Dataset items:
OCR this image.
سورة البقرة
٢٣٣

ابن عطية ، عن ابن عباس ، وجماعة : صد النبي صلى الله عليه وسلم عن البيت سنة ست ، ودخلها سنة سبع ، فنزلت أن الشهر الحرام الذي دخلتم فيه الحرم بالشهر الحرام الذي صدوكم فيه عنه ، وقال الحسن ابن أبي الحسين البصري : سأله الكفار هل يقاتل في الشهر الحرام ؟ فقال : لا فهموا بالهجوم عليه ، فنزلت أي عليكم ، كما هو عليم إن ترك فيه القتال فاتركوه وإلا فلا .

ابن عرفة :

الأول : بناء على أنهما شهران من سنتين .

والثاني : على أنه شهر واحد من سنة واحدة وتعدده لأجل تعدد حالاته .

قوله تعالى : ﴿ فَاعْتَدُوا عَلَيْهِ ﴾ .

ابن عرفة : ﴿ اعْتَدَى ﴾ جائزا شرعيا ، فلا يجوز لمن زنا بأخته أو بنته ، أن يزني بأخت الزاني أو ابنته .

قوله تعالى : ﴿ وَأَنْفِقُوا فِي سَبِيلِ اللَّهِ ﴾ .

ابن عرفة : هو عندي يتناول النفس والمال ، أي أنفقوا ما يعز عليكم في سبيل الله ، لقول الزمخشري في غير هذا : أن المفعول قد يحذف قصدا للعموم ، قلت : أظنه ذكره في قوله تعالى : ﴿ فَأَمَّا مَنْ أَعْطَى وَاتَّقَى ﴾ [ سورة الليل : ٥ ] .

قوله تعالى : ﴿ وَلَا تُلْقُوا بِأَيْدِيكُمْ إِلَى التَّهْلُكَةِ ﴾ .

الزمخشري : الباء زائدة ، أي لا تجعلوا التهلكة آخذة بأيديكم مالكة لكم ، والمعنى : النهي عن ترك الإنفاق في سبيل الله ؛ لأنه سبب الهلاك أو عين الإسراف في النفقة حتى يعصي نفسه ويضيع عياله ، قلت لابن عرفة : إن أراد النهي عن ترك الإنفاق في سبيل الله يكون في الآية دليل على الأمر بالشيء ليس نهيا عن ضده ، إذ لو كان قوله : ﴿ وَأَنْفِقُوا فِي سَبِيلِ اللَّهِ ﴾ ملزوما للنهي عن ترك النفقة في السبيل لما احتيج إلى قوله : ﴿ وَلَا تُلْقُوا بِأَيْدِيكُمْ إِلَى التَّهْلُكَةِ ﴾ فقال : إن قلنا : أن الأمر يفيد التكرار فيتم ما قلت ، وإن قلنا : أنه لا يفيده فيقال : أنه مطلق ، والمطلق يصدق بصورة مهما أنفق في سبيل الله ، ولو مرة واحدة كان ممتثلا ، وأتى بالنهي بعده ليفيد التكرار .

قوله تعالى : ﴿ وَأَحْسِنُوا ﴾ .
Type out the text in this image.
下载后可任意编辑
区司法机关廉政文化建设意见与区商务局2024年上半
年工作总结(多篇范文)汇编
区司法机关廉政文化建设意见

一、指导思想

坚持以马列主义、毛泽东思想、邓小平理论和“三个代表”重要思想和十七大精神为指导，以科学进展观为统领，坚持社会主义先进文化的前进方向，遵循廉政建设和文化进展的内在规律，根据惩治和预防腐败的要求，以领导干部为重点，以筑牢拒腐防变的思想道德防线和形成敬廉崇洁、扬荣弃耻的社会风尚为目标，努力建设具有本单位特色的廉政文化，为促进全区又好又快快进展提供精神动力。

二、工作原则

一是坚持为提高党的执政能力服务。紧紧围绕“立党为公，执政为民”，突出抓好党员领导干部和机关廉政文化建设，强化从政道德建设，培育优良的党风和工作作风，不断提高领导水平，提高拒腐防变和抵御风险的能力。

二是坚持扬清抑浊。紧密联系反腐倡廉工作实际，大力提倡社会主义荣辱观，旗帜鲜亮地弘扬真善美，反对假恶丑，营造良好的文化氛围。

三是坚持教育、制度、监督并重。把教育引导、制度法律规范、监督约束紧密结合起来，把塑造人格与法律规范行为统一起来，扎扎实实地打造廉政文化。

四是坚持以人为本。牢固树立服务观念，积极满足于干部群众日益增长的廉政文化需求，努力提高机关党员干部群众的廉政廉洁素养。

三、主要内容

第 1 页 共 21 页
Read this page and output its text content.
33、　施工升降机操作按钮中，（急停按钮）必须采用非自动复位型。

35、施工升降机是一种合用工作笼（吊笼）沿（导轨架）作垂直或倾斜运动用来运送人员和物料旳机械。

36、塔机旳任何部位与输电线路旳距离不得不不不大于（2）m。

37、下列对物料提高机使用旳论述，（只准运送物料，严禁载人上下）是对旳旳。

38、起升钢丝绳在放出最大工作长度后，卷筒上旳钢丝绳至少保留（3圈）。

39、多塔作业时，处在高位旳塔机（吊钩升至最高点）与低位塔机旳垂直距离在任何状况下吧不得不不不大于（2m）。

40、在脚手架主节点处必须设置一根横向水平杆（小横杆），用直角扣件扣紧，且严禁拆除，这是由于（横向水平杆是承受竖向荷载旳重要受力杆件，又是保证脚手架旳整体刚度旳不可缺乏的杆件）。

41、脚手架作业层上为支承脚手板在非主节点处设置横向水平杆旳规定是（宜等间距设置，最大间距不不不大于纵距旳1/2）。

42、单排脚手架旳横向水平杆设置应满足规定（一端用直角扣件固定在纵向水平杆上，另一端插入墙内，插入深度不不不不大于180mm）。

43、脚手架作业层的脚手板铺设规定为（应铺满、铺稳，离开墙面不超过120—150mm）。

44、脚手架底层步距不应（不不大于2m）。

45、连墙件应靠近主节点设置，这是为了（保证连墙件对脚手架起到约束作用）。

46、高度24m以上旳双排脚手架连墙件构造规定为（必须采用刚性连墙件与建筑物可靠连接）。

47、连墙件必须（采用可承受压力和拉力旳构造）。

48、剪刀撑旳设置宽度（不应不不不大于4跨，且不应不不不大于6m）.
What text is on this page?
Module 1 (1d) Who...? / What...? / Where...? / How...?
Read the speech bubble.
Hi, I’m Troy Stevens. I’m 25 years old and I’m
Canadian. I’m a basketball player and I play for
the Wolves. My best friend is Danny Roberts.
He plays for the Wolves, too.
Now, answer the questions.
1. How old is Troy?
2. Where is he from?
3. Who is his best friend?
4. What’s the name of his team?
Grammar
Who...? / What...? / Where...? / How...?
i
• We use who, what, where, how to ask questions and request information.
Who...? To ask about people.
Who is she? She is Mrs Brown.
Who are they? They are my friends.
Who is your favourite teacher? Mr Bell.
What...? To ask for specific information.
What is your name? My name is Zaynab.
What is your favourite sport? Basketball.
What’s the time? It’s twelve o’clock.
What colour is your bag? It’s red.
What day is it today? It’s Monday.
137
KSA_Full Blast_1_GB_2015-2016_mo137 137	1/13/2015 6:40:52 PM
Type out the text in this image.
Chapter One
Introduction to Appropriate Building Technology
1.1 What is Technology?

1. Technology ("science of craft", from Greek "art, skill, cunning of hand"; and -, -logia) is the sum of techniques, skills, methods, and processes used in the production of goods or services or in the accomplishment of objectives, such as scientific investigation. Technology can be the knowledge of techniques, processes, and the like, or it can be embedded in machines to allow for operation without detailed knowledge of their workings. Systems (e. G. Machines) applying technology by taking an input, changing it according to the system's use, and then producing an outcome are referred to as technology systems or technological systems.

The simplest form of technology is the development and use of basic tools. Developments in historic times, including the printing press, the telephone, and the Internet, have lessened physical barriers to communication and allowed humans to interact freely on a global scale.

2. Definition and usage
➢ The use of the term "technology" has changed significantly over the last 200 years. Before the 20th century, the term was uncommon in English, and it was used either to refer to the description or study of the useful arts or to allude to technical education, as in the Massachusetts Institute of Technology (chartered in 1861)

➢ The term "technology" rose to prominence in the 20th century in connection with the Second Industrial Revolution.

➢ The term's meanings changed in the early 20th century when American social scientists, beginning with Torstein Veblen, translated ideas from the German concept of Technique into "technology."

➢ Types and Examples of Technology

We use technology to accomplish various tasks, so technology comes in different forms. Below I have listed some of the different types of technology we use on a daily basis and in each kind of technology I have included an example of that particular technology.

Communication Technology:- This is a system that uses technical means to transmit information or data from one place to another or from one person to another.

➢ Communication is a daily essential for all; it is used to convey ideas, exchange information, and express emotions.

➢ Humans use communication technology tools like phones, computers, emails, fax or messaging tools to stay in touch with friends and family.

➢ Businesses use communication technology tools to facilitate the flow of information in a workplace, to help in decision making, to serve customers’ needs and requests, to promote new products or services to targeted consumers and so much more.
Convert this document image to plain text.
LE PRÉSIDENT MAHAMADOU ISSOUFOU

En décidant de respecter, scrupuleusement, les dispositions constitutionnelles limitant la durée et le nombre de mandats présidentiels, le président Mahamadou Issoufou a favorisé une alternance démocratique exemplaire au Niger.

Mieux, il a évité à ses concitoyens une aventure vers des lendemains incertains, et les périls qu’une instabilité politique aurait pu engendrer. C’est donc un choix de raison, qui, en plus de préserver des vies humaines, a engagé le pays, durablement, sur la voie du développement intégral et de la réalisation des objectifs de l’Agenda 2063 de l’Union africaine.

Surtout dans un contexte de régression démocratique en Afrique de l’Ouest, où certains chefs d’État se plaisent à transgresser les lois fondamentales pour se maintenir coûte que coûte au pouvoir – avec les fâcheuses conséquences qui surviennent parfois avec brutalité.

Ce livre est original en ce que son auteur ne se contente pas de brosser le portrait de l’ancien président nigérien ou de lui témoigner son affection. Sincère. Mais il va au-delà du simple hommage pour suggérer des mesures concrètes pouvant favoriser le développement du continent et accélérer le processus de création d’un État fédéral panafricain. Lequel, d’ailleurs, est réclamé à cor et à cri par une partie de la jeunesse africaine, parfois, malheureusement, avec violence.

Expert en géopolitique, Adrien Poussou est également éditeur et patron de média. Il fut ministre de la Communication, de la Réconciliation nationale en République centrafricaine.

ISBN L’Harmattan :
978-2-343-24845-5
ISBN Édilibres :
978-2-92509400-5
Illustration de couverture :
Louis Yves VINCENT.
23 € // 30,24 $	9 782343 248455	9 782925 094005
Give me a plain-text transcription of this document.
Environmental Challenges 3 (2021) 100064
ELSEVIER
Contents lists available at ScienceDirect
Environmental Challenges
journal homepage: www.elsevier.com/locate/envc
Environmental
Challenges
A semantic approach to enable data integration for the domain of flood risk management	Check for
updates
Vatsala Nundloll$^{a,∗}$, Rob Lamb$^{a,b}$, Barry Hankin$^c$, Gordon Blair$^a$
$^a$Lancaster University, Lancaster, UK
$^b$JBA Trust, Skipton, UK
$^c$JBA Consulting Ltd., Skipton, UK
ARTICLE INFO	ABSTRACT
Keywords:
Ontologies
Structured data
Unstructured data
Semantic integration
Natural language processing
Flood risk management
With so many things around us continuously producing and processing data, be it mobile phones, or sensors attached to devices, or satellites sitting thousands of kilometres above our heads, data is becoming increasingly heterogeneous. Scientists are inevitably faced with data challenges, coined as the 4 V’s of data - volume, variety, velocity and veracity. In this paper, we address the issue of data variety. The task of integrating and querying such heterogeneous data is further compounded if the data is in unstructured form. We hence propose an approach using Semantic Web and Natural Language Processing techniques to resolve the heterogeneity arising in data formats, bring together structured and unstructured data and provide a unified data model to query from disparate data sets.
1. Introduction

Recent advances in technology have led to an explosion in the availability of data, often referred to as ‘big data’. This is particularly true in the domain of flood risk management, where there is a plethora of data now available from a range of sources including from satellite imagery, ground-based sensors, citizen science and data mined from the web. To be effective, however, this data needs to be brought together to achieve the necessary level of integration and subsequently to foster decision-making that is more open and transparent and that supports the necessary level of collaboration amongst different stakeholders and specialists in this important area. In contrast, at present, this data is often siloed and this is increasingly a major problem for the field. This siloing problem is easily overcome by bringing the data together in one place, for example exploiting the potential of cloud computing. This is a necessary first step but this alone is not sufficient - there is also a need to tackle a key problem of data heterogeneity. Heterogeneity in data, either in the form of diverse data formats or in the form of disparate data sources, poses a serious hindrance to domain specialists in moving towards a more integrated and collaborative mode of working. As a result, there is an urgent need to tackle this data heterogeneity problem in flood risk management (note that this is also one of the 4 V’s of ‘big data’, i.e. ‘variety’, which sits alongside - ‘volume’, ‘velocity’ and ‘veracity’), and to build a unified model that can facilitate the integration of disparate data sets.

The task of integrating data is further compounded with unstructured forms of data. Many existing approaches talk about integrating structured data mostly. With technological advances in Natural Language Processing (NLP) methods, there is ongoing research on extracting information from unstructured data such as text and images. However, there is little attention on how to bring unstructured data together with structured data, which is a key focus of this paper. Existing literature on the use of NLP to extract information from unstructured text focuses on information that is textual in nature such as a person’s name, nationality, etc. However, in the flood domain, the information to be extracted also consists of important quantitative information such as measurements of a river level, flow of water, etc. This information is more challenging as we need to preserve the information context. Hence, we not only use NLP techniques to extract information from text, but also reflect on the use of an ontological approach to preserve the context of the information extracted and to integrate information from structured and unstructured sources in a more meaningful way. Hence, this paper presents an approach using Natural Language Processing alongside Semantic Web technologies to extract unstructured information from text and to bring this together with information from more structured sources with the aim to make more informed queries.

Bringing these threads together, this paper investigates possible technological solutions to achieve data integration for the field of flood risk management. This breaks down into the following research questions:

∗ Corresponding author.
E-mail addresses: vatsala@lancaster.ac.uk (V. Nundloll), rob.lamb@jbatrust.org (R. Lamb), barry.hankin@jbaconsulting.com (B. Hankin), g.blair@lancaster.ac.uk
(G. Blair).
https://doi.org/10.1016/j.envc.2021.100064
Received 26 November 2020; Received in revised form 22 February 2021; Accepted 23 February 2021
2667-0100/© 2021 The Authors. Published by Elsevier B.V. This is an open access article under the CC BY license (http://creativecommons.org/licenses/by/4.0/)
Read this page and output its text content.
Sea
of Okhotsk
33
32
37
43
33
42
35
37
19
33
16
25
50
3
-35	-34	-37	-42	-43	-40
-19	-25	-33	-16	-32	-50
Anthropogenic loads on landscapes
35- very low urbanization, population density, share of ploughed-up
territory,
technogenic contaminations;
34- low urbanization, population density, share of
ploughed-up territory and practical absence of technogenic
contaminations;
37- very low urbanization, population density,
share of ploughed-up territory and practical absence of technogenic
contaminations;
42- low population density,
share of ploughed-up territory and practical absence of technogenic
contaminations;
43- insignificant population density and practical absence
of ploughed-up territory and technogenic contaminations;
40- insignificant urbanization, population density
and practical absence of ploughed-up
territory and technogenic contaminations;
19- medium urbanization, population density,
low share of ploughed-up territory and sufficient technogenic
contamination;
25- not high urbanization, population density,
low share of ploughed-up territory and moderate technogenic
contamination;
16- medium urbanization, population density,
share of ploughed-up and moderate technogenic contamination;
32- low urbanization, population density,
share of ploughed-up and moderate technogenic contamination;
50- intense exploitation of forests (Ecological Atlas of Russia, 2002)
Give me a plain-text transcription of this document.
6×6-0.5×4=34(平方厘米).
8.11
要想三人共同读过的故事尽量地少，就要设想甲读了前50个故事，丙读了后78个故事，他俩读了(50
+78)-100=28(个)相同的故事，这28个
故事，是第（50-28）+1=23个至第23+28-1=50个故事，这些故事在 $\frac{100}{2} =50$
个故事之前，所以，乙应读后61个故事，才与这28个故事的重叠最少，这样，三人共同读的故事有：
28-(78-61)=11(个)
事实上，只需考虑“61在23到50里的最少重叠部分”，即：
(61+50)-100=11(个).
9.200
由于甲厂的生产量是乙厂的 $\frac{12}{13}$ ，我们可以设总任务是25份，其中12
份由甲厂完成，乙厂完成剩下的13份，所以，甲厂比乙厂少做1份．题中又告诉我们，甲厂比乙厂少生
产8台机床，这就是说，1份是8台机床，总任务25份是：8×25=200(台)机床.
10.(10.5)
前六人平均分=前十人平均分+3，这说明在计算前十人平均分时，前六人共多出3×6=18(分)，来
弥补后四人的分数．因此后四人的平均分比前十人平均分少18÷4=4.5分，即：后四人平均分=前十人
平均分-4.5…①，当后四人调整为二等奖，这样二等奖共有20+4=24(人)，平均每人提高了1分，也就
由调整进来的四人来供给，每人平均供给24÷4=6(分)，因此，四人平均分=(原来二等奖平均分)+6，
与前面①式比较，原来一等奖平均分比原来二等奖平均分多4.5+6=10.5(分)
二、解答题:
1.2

*What you will do*:
Gather from the entries above all lines that include the string "Wolves".

*Exercise response*:
the Wolves. My best friend is Danny Roberts.
He plays for the Wolves, too.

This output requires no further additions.